Sift the material for lines containing "Tracking", and return them.

══ EXTRACTED RECORDS ══

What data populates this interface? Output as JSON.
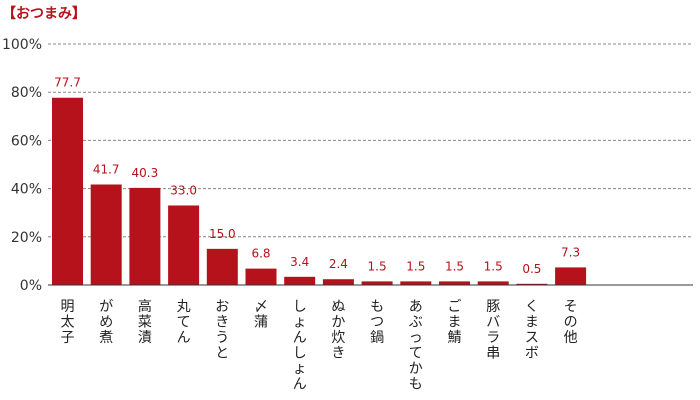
{
  "chart_data": {
    "type": "bar",
    "title": "【おつまみ】",
    "categories": [
      "明太子",
      "がめ煮",
      "高菜漬",
      "丸てん",
      "おきうと",
      "〆蒲",
      "しょんしょん",
      "ぬか炊き",
      "もつ鍋",
      "あぶってかも",
      "ごま鯖",
      "豚バラ串",
      "くまスボ",
      "その他"
    ],
    "values": [
      77.7,
      41.7,
      40.3,
      33.0,
      15.0,
      6.8,
      3.4,
      2.4,
      1.5,
      1.5,
      1.5,
      1.5,
      0.5,
      7.3
    ],
    "value_labels": [
      "77.7",
      "41.7",
      "40.3",
      "33.0",
      "15.0",
      "6.8",
      "3.4",
      "2.4",
      "1.5",
      "1.5",
      "1.5",
      "1.5",
      "0.5",
      "7.3"
    ],
    "yticks": [
      "0%",
      "20%",
      "40%",
      "60%",
      "80%",
      "100%"
    ],
    "ylim": [
      0,
      100
    ],
    "grid": true,
    "colors": {
      "bar": "#b5121b",
      "label": "#b5121b",
      "grid": "#888888",
      "axis": "#333333"
    }
  }
}
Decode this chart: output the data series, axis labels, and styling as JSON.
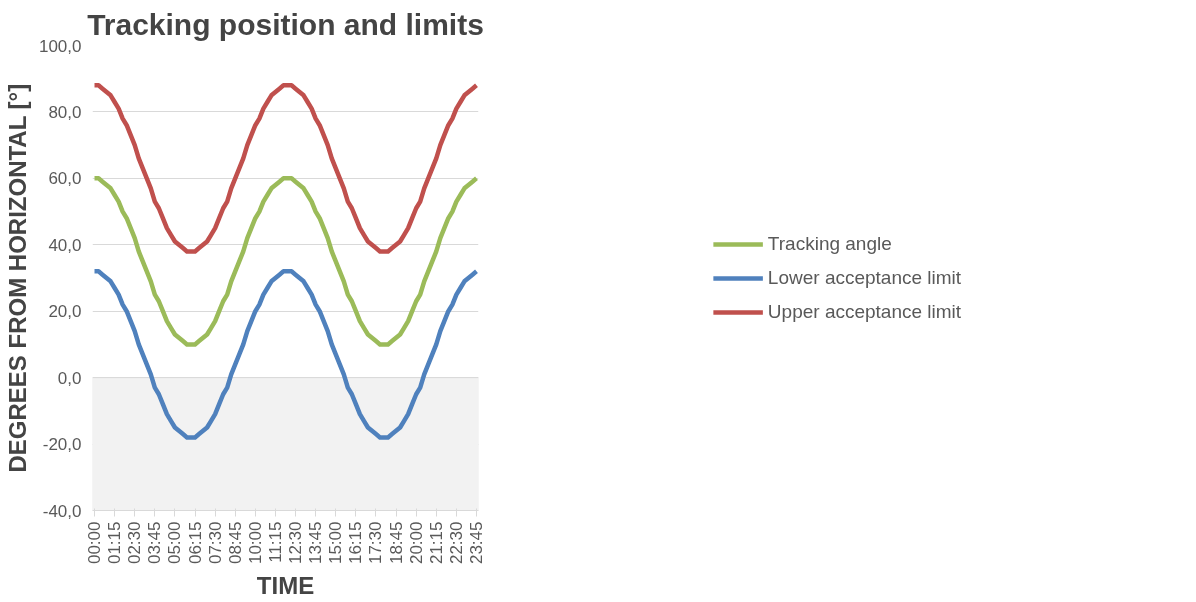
{
  "chart_data": {
    "type": "line",
    "title": "Tracking position and limits",
    "xlabel": "TIME",
    "ylabel": "DEGREES FROM HORIZONTAL [°]",
    "categories": [
      "00:00",
      null,
      null,
      null,
      null,
      "01:15",
      null,
      null,
      null,
      null,
      "02:30",
      null,
      null,
      null,
      null,
      "03:45",
      null,
      null,
      null,
      null,
      "05:00",
      null,
      null,
      null,
      null,
      "06:15",
      null,
      null,
      null,
      null,
      "07:30",
      null,
      null,
      null,
      null,
      "08:45",
      null,
      null,
      null,
      null,
      "10:00",
      null,
      null,
      null,
      null,
      "11:15",
      null,
      null,
      null,
      null,
      "12:30",
      null,
      null,
      null,
      null,
      "13:45",
      null,
      null,
      null,
      null,
      "15:00",
      null,
      null,
      null,
      null,
      "16:15",
      null,
      null,
      null,
      null,
      "17:30",
      null,
      null,
      null,
      null,
      "18:45",
      null,
      null,
      null,
      null,
      "20:00",
      null,
      null,
      null,
      null,
      "21:15",
      null,
      null,
      null,
      null,
      "22:30",
      null,
      null,
      null,
      null,
      "23:45"
    ],
    "series": [
      {
        "name": "Tracking angle",
        "color": "#9bbb59",
        "values": [
          60,
          60,
          59,
          58,
          57,
          55,
          53,
          50,
          48,
          45,
          42,
          38,
          35,
          32,
          29,
          25,
          23,
          20,
          17,
          15,
          13,
          12,
          11,
          10,
          10,
          10,
          11,
          12,
          13,
          15,
          17,
          20,
          23,
          25,
          29,
          32,
          35,
          38,
          42,
          45,
          48,
          50,
          53,
          55,
          57,
          58,
          59,
          60,
          60,
          60,
          59,
          58,
          57,
          55,
          53,
          50,
          48,
          45,
          42,
          38,
          35,
          32,
          29,
          25,
          23,
          20,
          17,
          15,
          13,
          12,
          11,
          10,
          10,
          10,
          11,
          12,
          13,
          15,
          17,
          20,
          23,
          25,
          29,
          32,
          35,
          38,
          42,
          45,
          48,
          50,
          53,
          55,
          57,
          58,
          59,
          60
        ]
      },
      {
        "name": "Lower acceptance limit",
        "color": "#4f81bd",
        "values": [
          32,
          32,
          31,
          30,
          29,
          27,
          25,
          22,
          20,
          17,
          14,
          10,
          7,
          4,
          1,
          -3,
          -5,
          -8,
          -11,
          -13,
          -15,
          -16,
          -17,
          -18,
          -18,
          -18,
          -17,
          -16,
          -15,
          -13,
          -11,
          -8,
          -5,
          -3,
          1,
          4,
          7,
          10,
          14,
          17,
          20,
          22,
          25,
          27,
          29,
          30,
          31,
          32,
          32,
          32,
          31,
          30,
          29,
          27,
          25,
          22,
          20,
          17,
          14,
          10,
          7,
          4,
          1,
          -3,
          -5,
          -8,
          -11,
          -13,
          -15,
          -16,
          -17,
          -18,
          -18,
          -18,
          -17,
          -16,
          -15,
          -13,
          -11,
          -8,
          -5,
          -3,
          1,
          4,
          7,
          10,
          14,
          17,
          20,
          22,
          25,
          27,
          29,
          30,
          31,
          32
        ]
      },
      {
        "name": "Upper acceptance limit",
        "color": "#c0504d",
        "values": [
          88,
          88,
          87,
          86,
          85,
          83,
          81,
          78,
          76,
          73,
          70,
          66,
          63,
          60,
          57,
          53,
          51,
          48,
          45,
          43,
          41,
          40,
          39,
          38,
          38,
          38,
          39,
          40,
          41,
          43,
          45,
          48,
          51,
          53,
          57,
          60,
          63,
          66,
          70,
          73,
          76,
          78,
          81,
          83,
          85,
          86,
          87,
          88,
          88,
          88,
          87,
          86,
          85,
          83,
          81,
          78,
          76,
          73,
          70,
          66,
          63,
          60,
          57,
          53,
          51,
          48,
          45,
          43,
          41,
          40,
          39,
          38,
          38,
          38,
          39,
          40,
          41,
          43,
          45,
          48,
          51,
          53,
          57,
          60,
          63,
          66,
          70,
          73,
          76,
          78,
          81,
          83,
          85,
          86,
          87,
          88
        ]
      }
    ],
    "ylim": [
      -40,
      100
    ],
    "yticks": [
      {
        "value": -40,
        "label": "-40,0"
      },
      {
        "value": -20,
        "label": "-20,0"
      },
      {
        "value": 0,
        "label": "0,0"
      },
      {
        "value": 20,
        "label": "20,0"
      },
      {
        "value": 40,
        "label": "40,0"
      },
      {
        "value": 60,
        "label": "60,0"
      },
      {
        "value": 80,
        "label": "80,0"
      },
      {
        "value": 100,
        "label": "100,0"
      }
    ],
    "bands": [
      {
        "axis": "y",
        "from": -40,
        "to": 0,
        "color": "#f2f2f2"
      }
    ],
    "grid": "y",
    "legend": "right",
    "marker": "none",
    "line_style": "solid"
  }
}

═══

FINISHED EXERCISE:
    "title": "Tracking position and limits",
        "name": "Tracking angle",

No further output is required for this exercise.